======== Material for this task

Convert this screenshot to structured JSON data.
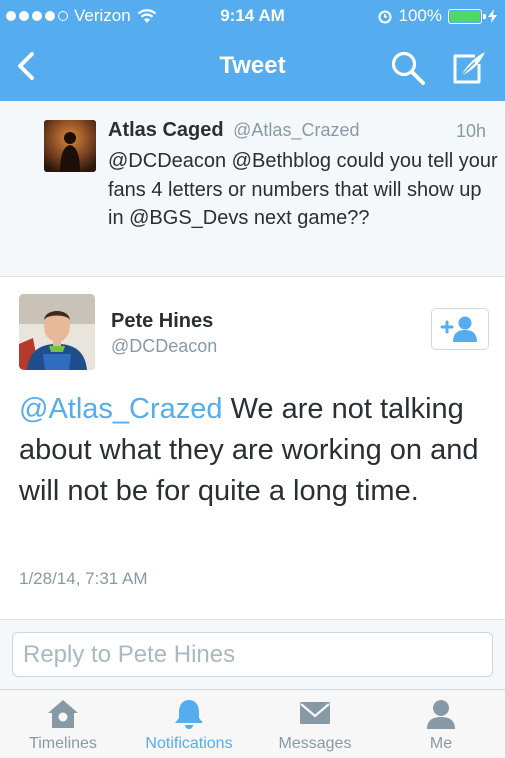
{
  "status_bar": {
    "carrier": "Verizon",
    "time": "9:14 AM",
    "battery": "100%"
  },
  "nav": {
    "title": "Tweet"
  },
  "parent_tweet": {
    "name": "Atlas Caged",
    "handle": "@Atlas_Crazed",
    "age": "10h",
    "text": "@DCDeacon @Bethblog could you tell your fans 4 letters or numbers that will show up in @BGS_Devs next game??"
  },
  "tweet": {
    "name": "Pete Hines",
    "handle": "@DCDeacon",
    "mention": "@Atlas_Crazed",
    "text": " We are not talking about what they are working on and will not be for quite a long time.",
    "timestamp": "1/28/14, 7:31 AM"
  },
  "reply": {
    "placeholder": "Reply to Pete Hines"
  },
  "tabs": [
    {
      "label": "Timelines",
      "icon": "home-icon"
    },
    {
      "label": "Notifications",
      "icon": "bell-icon"
    },
    {
      "label": "Messages",
      "icon": "envelope-icon"
    },
    {
      "label": "Me",
      "icon": "person-icon"
    }
  ],
  "colors": {
    "accent": "#55acee",
    "muted": "#8899a6",
    "text": "#292f33",
    "battery": "#4cd964"
  }
}
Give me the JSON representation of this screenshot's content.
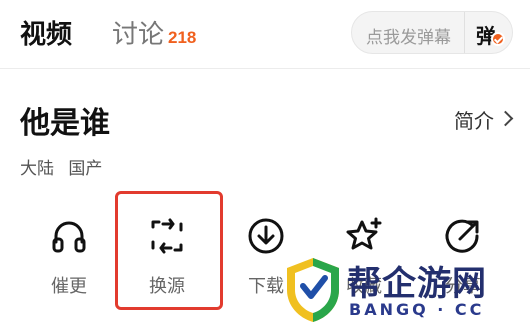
{
  "tabs": {
    "video_label": "视频",
    "discuss_label": "讨论",
    "discuss_count": "218"
  },
  "danmaku": {
    "placeholder": "点我发弹幕",
    "button_label": "弹"
  },
  "video": {
    "title": "他是谁",
    "intro_label": "简介",
    "tags": [
      "大陆",
      "国产"
    ]
  },
  "actions": [
    {
      "label": "催更",
      "icon": "headphones-icon"
    },
    {
      "label": "换源",
      "icon": "switch-source-icon"
    },
    {
      "label": "下载",
      "icon": "download-icon"
    },
    {
      "label": "收藏",
      "icon": "star-add-icon"
    },
    {
      "label": "分享",
      "icon": "share-icon"
    }
  ],
  "watermark": {
    "brand": "帮企游网",
    "domain": "BANGQ · CC"
  },
  "colors": {
    "accent": "#f0601e",
    "highlight_border": "#e23b2e",
    "watermark_navy": "#232f6e"
  }
}
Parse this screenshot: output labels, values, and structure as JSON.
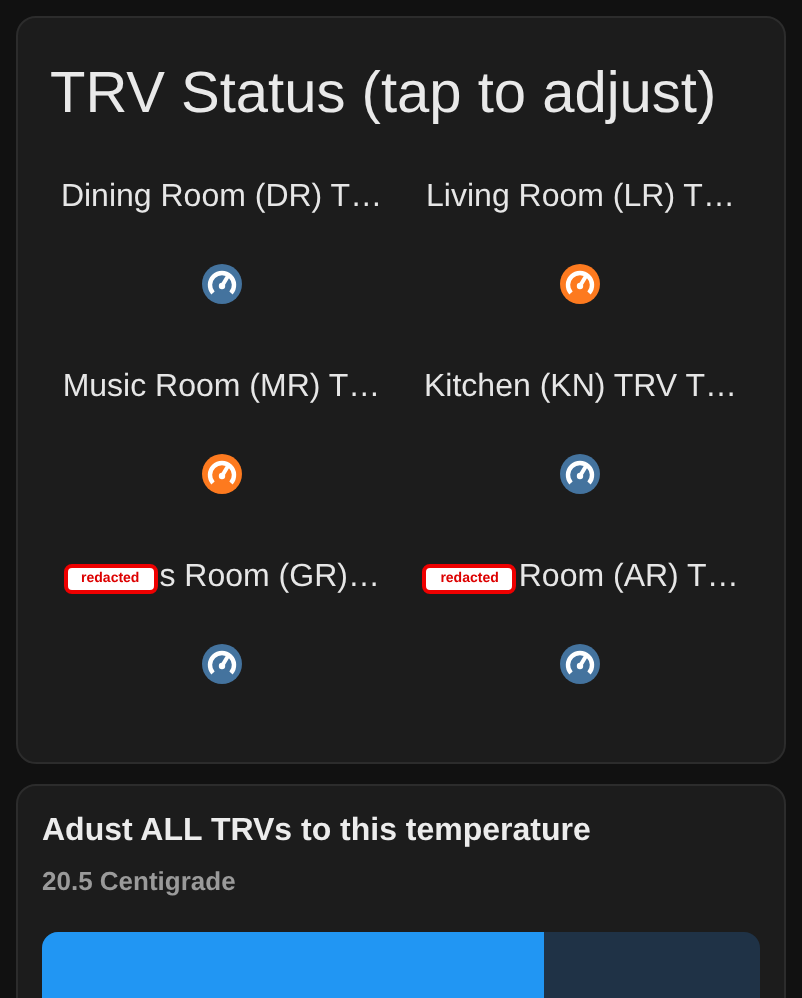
{
  "status_card": {
    "title": "TRV Status (tap to adjust)",
    "items": [
      {
        "name": "Dining Room (DR) T…",
        "color": "#44739e"
      },
      {
        "name": "Living Room (LR) T…",
        "color": "#fd7a1f"
      },
      {
        "name": "Music Room (MR) T…",
        "color": "#fd7a1f"
      },
      {
        "name": "Kitchen (KN) TRV T…",
        "color": "#44739e"
      },
      {
        "redaction": "redacted",
        "name": "s Room (GR)…",
        "color": "#44739e"
      },
      {
        "redaction": "redacted",
        "name": "Room (AR) T…",
        "color": "#44739e"
      }
    ]
  },
  "adjust_card": {
    "title": "Adust ALL TRVs to this temperature",
    "value": "20.5 Centigrade",
    "slider": {
      "level": 0.7
    }
  }
}
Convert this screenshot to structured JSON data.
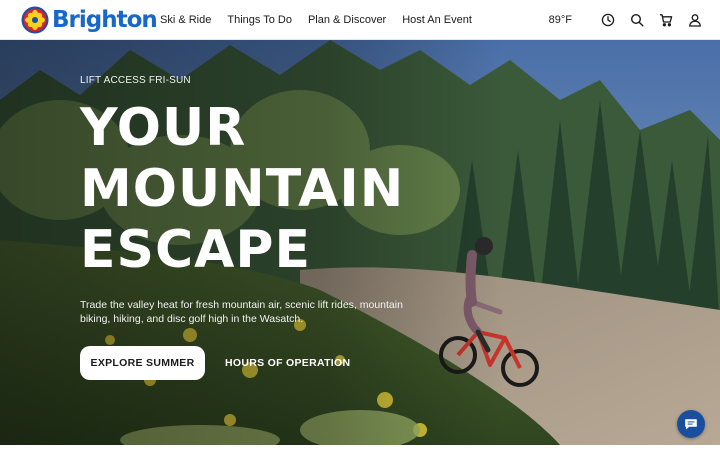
{
  "brand": {
    "name": "Brighton",
    "color": "#1768c9"
  },
  "nav": {
    "items": [
      {
        "label": "Ski & Ride"
      },
      {
        "label": "Things To Do"
      },
      {
        "label": "Plan & Discover"
      },
      {
        "label": "Host An Event"
      }
    ]
  },
  "utilities": {
    "temperature": "89°F",
    "icons": [
      "clock-icon",
      "search-icon",
      "cart-icon",
      "user-icon"
    ]
  },
  "hero": {
    "eyebrow": "LIFT ACCESS FRI-SUN",
    "headline": [
      "YOUR",
      "MOUNTAIN",
      "ESCAPE"
    ],
    "subcopy": "Trade the valley heat for fresh mountain air, scenic lift rides, mountain biking, hiking, and disc golf high in the Wasatch.",
    "primary_button": "EXPLORE SUMMER",
    "secondary_link": "HOURS OF OPERATION"
  },
  "chat": {
    "icon": "chat-icon",
    "color": "#1a4fa0"
  }
}
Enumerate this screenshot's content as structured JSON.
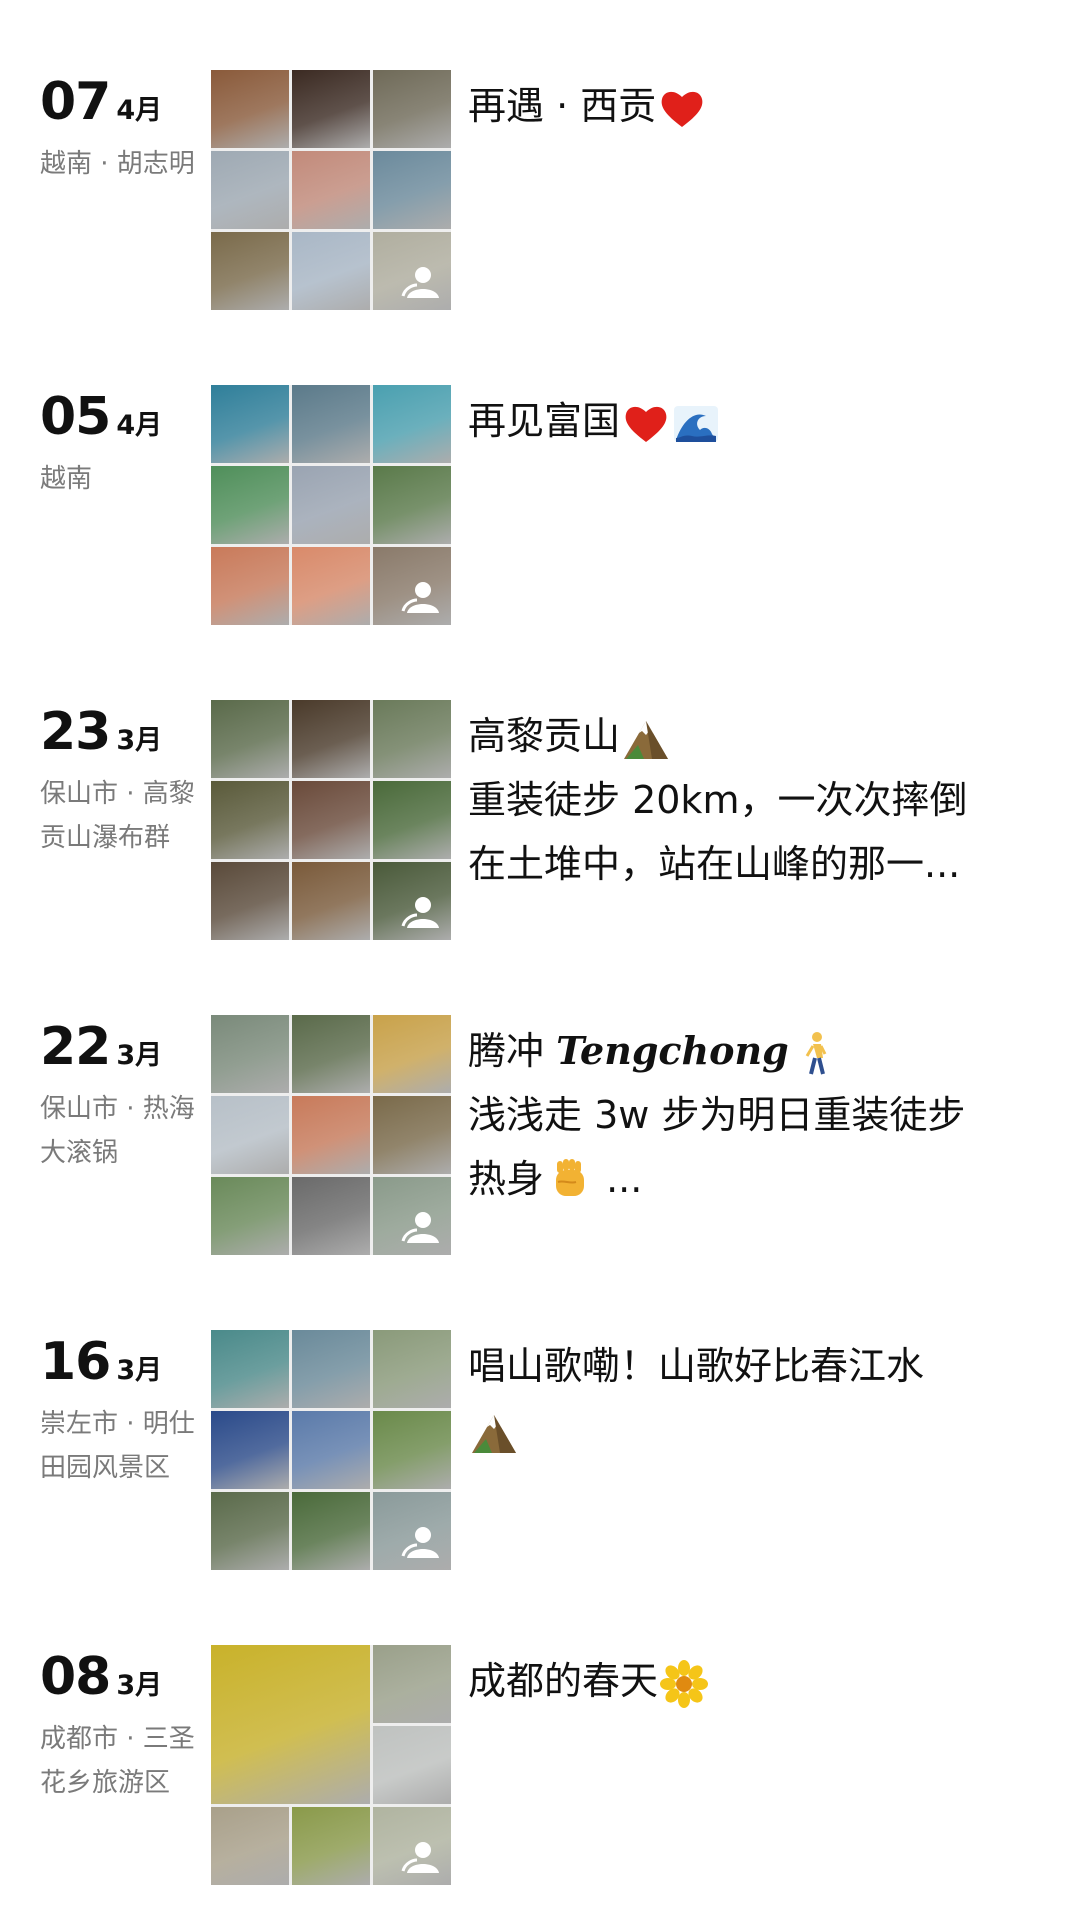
{
  "entries": [
    {
      "day": "07",
      "month": "4月",
      "location": "越南 · 胡志明",
      "lines": [
        {
          "parts": [
            {
              "text": "再遇 · 西贡"
            },
            {
              "emoji": "heart"
            }
          ]
        }
      ],
      "photo_count": 9,
      "colors": [
        "#8a5a3a",
        "#3b2a22",
        "#6f6a58",
        "#9ea9b3",
        "#c28a7a",
        "#6b8a9c",
        "#7a6a4a",
        "#a9b7c6",
        "#b0ae9f"
      ]
    },
    {
      "day": "05",
      "month": "4月",
      "location": "越南",
      "lines": [
        {
          "parts": [
            {
              "text": "再见富国"
            },
            {
              "emoji": "heart"
            },
            {
              "emoji": "wave"
            }
          ]
        }
      ],
      "photo_count": 9,
      "colors": [
        "#2f7f9a",
        "#5b7a8a",
        "#4aa0b0",
        "#4f8f5a",
        "#9aa4b2",
        "#5a7a4a",
        "#c97a5a",
        "#d98a6a",
        "#8a7a6a"
      ]
    },
    {
      "day": "23",
      "month": "3月",
      "location": "保山市 · 高黎贡山瀑布群",
      "lines": [
        {
          "parts": [
            {
              "text": "高黎贡山"
            },
            {
              "emoji": "mountain"
            }
          ]
        },
        {
          "parts": [
            {
              "text": "重装徒步 20km，一次次摔倒"
            }
          ]
        },
        {
          "parts": [
            {
              "text": "在土堆中，站在山峰的那一..."
            }
          ]
        }
      ],
      "photo_count": 9,
      "colors": [
        "#5a6a4a",
        "#4a3a2a",
        "#6a7a5a",
        "#5a5a3a",
        "#6a4a3a",
        "#4a6a3a",
        "#5a4a3a",
        "#7a5a3a",
        "#4a5a3a"
      ]
    },
    {
      "day": "22",
      "month": "3月",
      "location": "保山市 · 热海大滚锅",
      "lines": [
        {
          "parts": [
            {
              "text": "腾冲 "
            },
            {
              "italic": "Tengchong"
            },
            {
              "emoji": "walker"
            }
          ]
        },
        {
          "parts": [
            {
              "text": "浅浅走 3w 步为明日重装徒步"
            }
          ]
        },
        {
          "parts": [
            {
              "text": "热身"
            },
            {
              "emoji": "fist"
            },
            {
              "text": " ..."
            }
          ]
        }
      ],
      "photo_count": 9,
      "colors": [
        "#7a8a7a",
        "#5a6a4a",
        "#c9a24a",
        "#b7c0c8",
        "#c87a5a",
        "#7a6a4a",
        "#6a8a5a",
        "#6a6a6a",
        "#8a9a8a"
      ]
    },
    {
      "day": "16",
      "month": "3月",
      "location": "崇左市 · 明仕田园风景区",
      "lines": [
        {
          "parts": [
            {
              "text": "唱山歌嘞！山歌好比春江水"
            }
          ]
        },
        {
          "parts": [
            {
              "emoji": "mountain"
            }
          ]
        }
      ],
      "photo_count": 9,
      "colors": [
        "#4a8a8a",
        "#6a8a9a",
        "#8a9a7a",
        "#2a4a8a",
        "#5a7aaa",
        "#6a8a4a",
        "#5a6a4a",
        "#4a6a3a",
        "#8a9a9a"
      ]
    },
    {
      "day": "08",
      "month": "3月",
      "location": "成都市 · 三圣花乡旅游区",
      "lines": [
        {
          "parts": [
            {
              "text": "成都的春天"
            },
            {
              "emoji": "flower"
            }
          ]
        }
      ],
      "photo_count": 6,
      "colors": [
        "#c9b22a",
        "#9aa08a",
        "#bfc2c0",
        "#a9a08a",
        "#8a9a4a",
        "#b0b4a0"
      ]
    }
  ]
}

================

Exercise:
Print every record above exactly as written, leaving out the pictures.

Result below:
Convert this screenshot to structured JSON data.
{
  "status_bar": {
    "carrier": "Verizon",
    "time": "9:14 AM",
    "battery": "100%"
  },
  "nav": {
    "title": "Tweet"
  },
  "parent_tweet": {
    "name": "Atlas Caged",
    "handle": "@Atlas_Crazed",
    "age": "10h",
    "text": "@DCDeacon @Bethblog could you tell your fans 4 letters or numbers that will show up in @BGS_Devs next game??"
  },
  "tweet": {
    "name": "Pete Hines",
    "handle": "@DCDeacon",
    "mention": "@Atlas_Crazed",
    "text": " We are not talking about what they are working on and will not be for quite a long time.",
    "timestamp": "1/28/14, 7:31 AM"
  },
  "reply": {
    "placeholder": "Reply to Pete Hines"
  },
  "tabs": [
    {
      "label": "Timelines",
      "icon": "home-icon"
    },
    {
      "label": "Notifications",
      "icon": "bell-icon"
    },
    {
      "label": "Messages",
      "icon": "envelope-icon"
    },
    {
      "label": "Me",
      "icon": "person-icon"
    }
  ],
  "colors": {
    "accent": "#55acee",
    "muted": "#8899a6",
    "text": "#292f33",
    "battery": "#4cd964"
  }
}
Give me the JSON representation of this screenshot's content.
{
  "tabs": {
    "video_label": "视频",
    "discuss_label": "讨论",
    "discuss_count": "218"
  },
  "danmaku": {
    "placeholder": "点我发弹幕",
    "button_label": "弹"
  },
  "video": {
    "title": "他是谁",
    "intro_label": "简介",
    "tags": [
      "大陆",
      "国产"
    ]
  },
  "actions": [
    {
      "label": "催更",
      "icon": "headphones-icon"
    },
    {
      "label": "换源",
      "icon": "switch-source-icon"
    },
    {
      "label": "下载",
      "icon": "download-icon"
    },
    {
      "label": "收藏",
      "icon": "star-add-icon"
    },
    {
      "label": "分享",
      "icon": "share-icon"
    }
  ],
  "watermark": {
    "brand": "帮企游网",
    "domain": "BANGQ · CC"
  },
  "colors": {
    "accent": "#f0601e",
    "highlight_border": "#e23b2e",
    "watermark_navy": "#232f6e"
  }
}
Parse this screenshot: output labels, values, and structure as JSON.
{
  "status_card": {
    "title": "TRV Status (tap to adjust)",
    "items": [
      {
        "name": "Dining Room (DR) T…",
        "color": "#44739e"
      },
      {
        "name": "Living Room (LR) T…",
        "color": "#fd7a1f"
      },
      {
        "name": "Music Room (MR) T…",
        "color": "#fd7a1f"
      },
      {
        "name": "Kitchen (KN) TRV T…",
        "color": "#44739e"
      },
      {
        "redaction": "redacted",
        "name": "s Room (GR)…",
        "color": "#44739e"
      },
      {
        "redaction": "redacted",
        "name": "Room (AR) T…",
        "color": "#44739e"
      }
    ]
  },
  "adjust_card": {
    "title": "Adust ALL TRVs to this temperature",
    "value": "20.5 Centigrade",
    "slider": {
      "level": 0.7
    }
  }
}
Convert this screenshot to structured JSON data.
{
  "brand": {
    "name": "Brighton",
    "color": "#1768c9"
  },
  "nav": {
    "items": [
      {
        "label": "Ski & Ride"
      },
      {
        "label": "Things To Do"
      },
      {
        "label": "Plan & Discover"
      },
      {
        "label": "Host An Event"
      }
    ]
  },
  "utilities": {
    "temperature": "89°F",
    "icons": [
      "clock-icon",
      "search-icon",
      "cart-icon",
      "user-icon"
    ]
  },
  "hero": {
    "eyebrow": "LIFT ACCESS FRI-SUN",
    "headline": [
      "YOUR",
      "MOUNTAIN",
      "ESCAPE"
    ],
    "subcopy": "Trade the valley heat for fresh mountain air, scenic lift rides, mountain biking, hiking, and disc golf high in the Wasatch.",
    "primary_button": "EXPLORE SUMMER",
    "secondary_link": "HOURS OF OPERATION"
  },
  "chat": {
    "icon": "chat-icon",
    "color": "#1a4fa0"
  }
}
Enumerate this screenshot's content as structured JSON.
{
  "entries": [
    {
      "day": "07",
      "month": "4月",
      "location": "越南 · 胡志明",
      "lines": [
        {
          "parts": [
            {
              "text": "再遇 · 西贡"
            },
            {
              "emoji": "heart"
            }
          ]
        }
      ],
      "photo_count": 9,
      "colors": [
        "#8a5a3a",
        "#3b2a22",
        "#6f6a58",
        "#9ea9b3",
        "#c28a7a",
        "#6b8a9c",
        "#7a6a4a",
        "#a9b7c6",
        "#b0ae9f"
      ]
    },
    {
      "day": "05",
      "month": "4月",
      "location": "越南",
      "lines": [
        {
          "parts": [
            {
              "text": "再见富国"
            },
            {
              "emoji": "heart"
            },
            {
              "emoji": "wave"
            }
          ]
        }
      ],
      "photo_count": 9,
      "colors": [
        "#2f7f9a",
        "#5b7a8a",
        "#4aa0b0",
        "#4f8f5a",
        "#9aa4b2",
        "#5a7a4a",
        "#c97a5a",
        "#d98a6a",
        "#8a7a6a"
      ]
    },
    {
      "day": "23",
      "month": "3月",
      "location": "保山市 · 高黎贡山瀑布群",
      "lines": [
        {
          "parts": [
            {
              "text": "高黎贡山"
            },
            {
              "emoji": "mountain"
            }
          ]
        },
        {
          "parts": [
            {
              "text": "重装徒步 20km，一次次摔倒"
            }
          ]
        },
        {
          "parts": [
            {
              "text": "在土堆中，站在山峰的那一..."
            }
          ]
        }
      ],
      "photo_count": 9,
      "colors": [
        "#5a6a4a",
        "#4a3a2a",
        "#6a7a5a",
        "#5a5a3a",
        "#6a4a3a",
        "#4a6a3a",
        "#5a4a3a",
        "#7a5a3a",
        "#4a5a3a"
      ]
    },
    {
      "day": "22",
      "month": "3月",
      "location": "保山市 · 热海大滚锅",
      "lines": [
        {
          "parts": [
            {
              "text": "腾冲 "
            },
            {
              "italic": "Tengchong"
            },
            {
              "emoji": "walker"
            }
          ]
        },
        {
          "parts": [
            {
              "text": "浅浅走 3w 步为明日重装徒步"
            }
          ]
        },
        {
          "parts": [
            {
              "text": "热身"
            },
            {
              "emoji": "fist"
            },
            {
              "text": " ..."
            }
          ]
        }
      ],
      "photo_count": 9,
      "colors": [
        "#7a8a7a",
        "#5a6a4a",
        "#c9a24a",
        "#b7c0c8",
        "#c87a5a",
        "#7a6a4a",
        "#6a8a5a",
        "#6a6a6a",
        "#8a9a8a"
      ]
    },
    {
      "day": "16",
      "month": "3月",
      "location": "崇左市 · 明仕田园风景区",
      "lines": [
        {
          "parts": [
            {
              "text": "唱山歌嘞！山歌好比春江水"
            }
          ]
        },
        {
          "parts": [
            {
              "emoji": "mountain"
            }
          ]
        }
      ],
      "photo_count": 9,
      "colors": [
        "#4a8a8a",
        "#6a8a9a",
        "#8a9a7a",
        "#2a4a8a",
        "#5a7aaa",
        "#6a8a4a",
        "#5a6a4a",
        "#4a6a3a",
        "#8a9a9a"
      ]
    },
    {
      "day": "08",
      "month": "3月",
      "location": "成都市 · 三圣花乡旅游区",
      "lines": [
        {
          "parts": [
            {
              "text": "成都的春天"
            },
            {
              "emoji": "flower"
            }
          ]
        }
      ],
      "photo_count": 6,
      "colors": [
        "#c9b22a",
        "#9aa08a",
        "#bfc2c0",
        "#a9a08a",
        "#8a9a4a",
        "#b0b4a0"
      ]
    }
  ]
}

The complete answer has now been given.